### The exercise
Your task is to transcribe the data in full.

### Source records
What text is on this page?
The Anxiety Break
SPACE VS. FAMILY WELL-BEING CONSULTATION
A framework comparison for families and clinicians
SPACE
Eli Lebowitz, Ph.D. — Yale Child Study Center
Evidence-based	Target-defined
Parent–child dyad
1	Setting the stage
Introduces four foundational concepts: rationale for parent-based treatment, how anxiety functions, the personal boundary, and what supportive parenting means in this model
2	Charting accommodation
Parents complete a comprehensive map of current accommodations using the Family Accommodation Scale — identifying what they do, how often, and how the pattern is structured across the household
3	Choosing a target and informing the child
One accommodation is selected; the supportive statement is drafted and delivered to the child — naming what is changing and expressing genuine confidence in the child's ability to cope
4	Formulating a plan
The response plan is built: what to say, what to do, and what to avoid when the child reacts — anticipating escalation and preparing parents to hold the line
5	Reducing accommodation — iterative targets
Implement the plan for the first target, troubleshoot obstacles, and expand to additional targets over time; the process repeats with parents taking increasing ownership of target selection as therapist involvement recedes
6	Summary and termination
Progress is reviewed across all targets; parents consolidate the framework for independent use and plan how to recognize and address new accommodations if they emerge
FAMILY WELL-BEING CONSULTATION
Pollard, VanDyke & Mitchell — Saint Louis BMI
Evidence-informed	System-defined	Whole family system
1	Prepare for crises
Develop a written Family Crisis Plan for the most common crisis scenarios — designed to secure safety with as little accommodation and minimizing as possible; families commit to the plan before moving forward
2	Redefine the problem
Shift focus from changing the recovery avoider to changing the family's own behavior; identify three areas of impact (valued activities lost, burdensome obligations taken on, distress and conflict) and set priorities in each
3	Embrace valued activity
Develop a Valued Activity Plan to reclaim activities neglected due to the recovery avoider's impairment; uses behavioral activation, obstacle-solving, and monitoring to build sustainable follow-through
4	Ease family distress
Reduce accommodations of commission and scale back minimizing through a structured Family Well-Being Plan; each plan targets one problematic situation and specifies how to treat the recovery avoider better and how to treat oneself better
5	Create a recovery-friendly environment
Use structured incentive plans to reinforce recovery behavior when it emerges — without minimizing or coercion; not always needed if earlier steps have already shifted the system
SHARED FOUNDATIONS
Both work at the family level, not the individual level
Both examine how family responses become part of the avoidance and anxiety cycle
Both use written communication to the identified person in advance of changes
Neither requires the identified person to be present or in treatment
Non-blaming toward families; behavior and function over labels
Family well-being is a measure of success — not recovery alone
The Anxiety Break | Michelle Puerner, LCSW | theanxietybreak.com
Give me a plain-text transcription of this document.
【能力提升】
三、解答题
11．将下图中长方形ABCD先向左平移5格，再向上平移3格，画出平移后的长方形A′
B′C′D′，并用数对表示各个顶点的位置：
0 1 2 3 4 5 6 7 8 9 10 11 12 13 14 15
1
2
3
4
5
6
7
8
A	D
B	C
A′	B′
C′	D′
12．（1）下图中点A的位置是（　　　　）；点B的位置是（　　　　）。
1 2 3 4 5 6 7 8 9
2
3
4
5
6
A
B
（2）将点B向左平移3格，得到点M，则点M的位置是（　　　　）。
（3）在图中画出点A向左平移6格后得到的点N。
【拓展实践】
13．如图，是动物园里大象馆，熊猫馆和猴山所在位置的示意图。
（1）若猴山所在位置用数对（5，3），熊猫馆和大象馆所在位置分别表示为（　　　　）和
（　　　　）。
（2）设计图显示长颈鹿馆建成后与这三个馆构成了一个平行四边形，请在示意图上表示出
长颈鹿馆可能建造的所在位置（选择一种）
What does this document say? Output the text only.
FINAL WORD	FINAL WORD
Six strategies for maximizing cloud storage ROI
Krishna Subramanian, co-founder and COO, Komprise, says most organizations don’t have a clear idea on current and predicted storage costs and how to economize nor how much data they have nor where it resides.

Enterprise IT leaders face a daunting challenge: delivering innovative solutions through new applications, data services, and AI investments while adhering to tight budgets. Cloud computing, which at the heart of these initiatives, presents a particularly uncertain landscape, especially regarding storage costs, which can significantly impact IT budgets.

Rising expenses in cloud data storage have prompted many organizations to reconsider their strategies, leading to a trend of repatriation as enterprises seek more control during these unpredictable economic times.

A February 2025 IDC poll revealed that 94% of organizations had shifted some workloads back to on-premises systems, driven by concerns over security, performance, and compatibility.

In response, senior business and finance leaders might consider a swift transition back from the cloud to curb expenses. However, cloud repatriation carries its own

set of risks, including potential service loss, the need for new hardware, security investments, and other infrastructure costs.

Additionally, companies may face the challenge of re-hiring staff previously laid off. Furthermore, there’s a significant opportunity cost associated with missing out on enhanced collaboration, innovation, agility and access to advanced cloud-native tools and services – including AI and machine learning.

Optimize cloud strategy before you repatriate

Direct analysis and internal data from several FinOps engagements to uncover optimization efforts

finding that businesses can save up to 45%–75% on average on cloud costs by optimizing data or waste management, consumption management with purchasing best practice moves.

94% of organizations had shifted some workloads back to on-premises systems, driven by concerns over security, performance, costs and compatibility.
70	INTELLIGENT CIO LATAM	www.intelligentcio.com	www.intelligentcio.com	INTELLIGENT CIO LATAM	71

### Solution to this problem
What text is on this page?
The Anxiety Break
SPACE VS. FAMILY WELL-BEING CONSULTATION
A framework comparison for families and clinicians
SPACE
Eli Lebowitz, Ph.D. — Yale Child Study Center
Evidence-based	Target-defined
Parent–child dyad
1	Setting the stage
Introduces four foundational concepts: rationale for parent-based treatment, how anxiety functions, the personal boundary, and what supportive parenting means in this model
2	Charting accommodation
Parents complete a comprehensive map of current accommodations using the Family Accommodation Scale — identifying what they do, how often, and how the pattern is structured across the household
3	Choosing a target and informing the child
One accommodation is selected; the supportive statement is drafted and delivered to the child — naming what is changing and expressing genuine confidence in the child's ability to cope
4	Formulating a plan
The response plan is built: what to say, what to do, and what to avoid when the child reacts — anticipating escalation and preparing parents to hold the line
5	Reducing accommodation — iterative targets
Implement the plan for the first target, troubleshoot obstacles, and expand to additional targets over time; the process repeats with parents taking increasing ownership of target selection as therapist involvement recedes
6	Summary and termination
Progress is reviewed across all targets; parents consolidate the framework for independent use and plan how to recognize and address new accommodations if they emerge
FAMILY WELL-BEING CONSULTATION
Pollard, VanDyke & Mitchell — Saint Louis BMI
Evidence-informed	System-defined	Whole family system
1	Prepare for crises
Develop a written Family Crisis Plan for the most common crisis scenarios — designed to secure safety with as little accommodation and minimizing as possible; families commit to the plan before moving forward
2	Redefine the problem
Shift focus from changing the recovery avoider to changing the family's own behavior; identify three areas of impact (valued activities lost, burdensome obligations taken on, distress and conflict) and set priorities in each
3	Embrace valued activity
Develop a Valued Activity Plan to reclaim activities neglected due to the recovery avoider's impairment; uses behavioral activation, obstacle-solving, and monitoring to build sustainable follow-through
4	Ease family distress
Reduce accommodations of commission and scale back minimizing through a structured Family Well-Being Plan; each plan targets one problematic situation and specifies how to treat the recovery avoider better and how to treat oneself better
5	Create a recovery-friendly environment
Use structured incentive plans to reinforce recovery behavior when it emerges — without minimizing or coercion; not always needed if earlier steps have already shifted the system
SHARED FOUNDATIONS
Both work at the family level, not the individual level
Both examine how family responses become part of the avoidance and anxiety cycle
Both use written communication to the identified person in advance of changes
Neither requires the identified person to be present or in treatment
Non-blaming toward families; behavior and function over labels
Family well-being is a measure of success — not recovery alone
The Anxiety Break | Michelle Puerner, LCSW | theanxietybreak.com
Give me a plain-text transcription of this document.
【能力提升】
三、解答题
11．将下图中长方形ABCD先向左平移5格，再向上平移3格，画出平移后的长方形A′
B′C′D′，并用数对表示各个顶点的位置：
0 1 2 3 4 5 6 7 8 9 10 11 12 13 14 15
1
2
3
4
5
6
7
8
A	D
B	C
A′	B′
C′	D′
12．（1）下图中点A的位置是（　　　　）；点B的位置是（　　　　）。
1 2 3 4 5 6 7 8 9
2
3
4
5
6
A
B
（2）将点B向左平移3格，得到点M，则点M的位置是（　　　　）。
（3）在图中画出点A向左平移6格后得到的点N。
【拓展实践】
13．如图，是动物园里大象馆，熊猫馆和猴山所在位置的示意图。
（1）若猴山所在位置用数对（5，3），熊猫馆和大象馆所在位置分别表示为（　　　　）和
（　　　　）。
（2）设计图显示长颈鹿馆建成后与这三个馆构成了一个平行四边形，请在示意图上表示出
长颈鹿馆可能建造的所在位置（选择一种）
What does this document say? Output the text only.
FINAL WORD	FINAL WORD
Six strategies for maximizing cloud storage ROI
Krishna Subramanian, co-founder and COO, Komprise, says most organizations don’t have a clear idea on current and predicted storage costs and how to economize nor how much data they have nor where it resides.

Enterprise IT leaders face a daunting challenge: delivering innovative solutions through new applications, data services, and AI investments while adhering to tight budgets. Cloud computing, which at the heart of these initiatives, presents a particularly uncertain landscape, especially regarding storage costs, which can significantly impact IT budgets.

Rising expenses in cloud data storage have prompted many organizations to reconsider their strategies, leading to a trend of repatriation as enterprises seek more control during these unpredictable economic times.

A February 2025 IDC poll revealed that 94% of organizations had shifted some workloads back to on-premises systems, driven by concerns over security, performance, and compatibility.

In response, senior business and finance leaders might consider a swift transition back from the cloud to curb expenses. However, cloud repatriation carries its own

set of risks, including potential service loss, the need for new hardware, security investments, and other infrastructure costs.

Additionally, companies may face the challenge of re-hiring staff previously laid off. Furthermore, there’s a significant opportunity cost associated with missing out on enhanced collaboration, innovation, agility and access to advanced cloud-native tools and services – including AI and machine learning.

Optimize cloud strategy before you repatriate

Direct analysis and internal data from several FinOps engagements to uncover optimization efforts

finding that businesses can save up to 45%–75% on average on cloud costs by optimizing data or waste management, consumption management with purchasing best practice moves.

94% of organizations had shifted some workloads back to on-premises systems, driven by concerns over security, performance, costs and compatibility.
70	INTELLIGENT CIO LATAM	www.intelligentcio.com	www.intelligentcio.com	INTELLIGENT CIO LATAM	71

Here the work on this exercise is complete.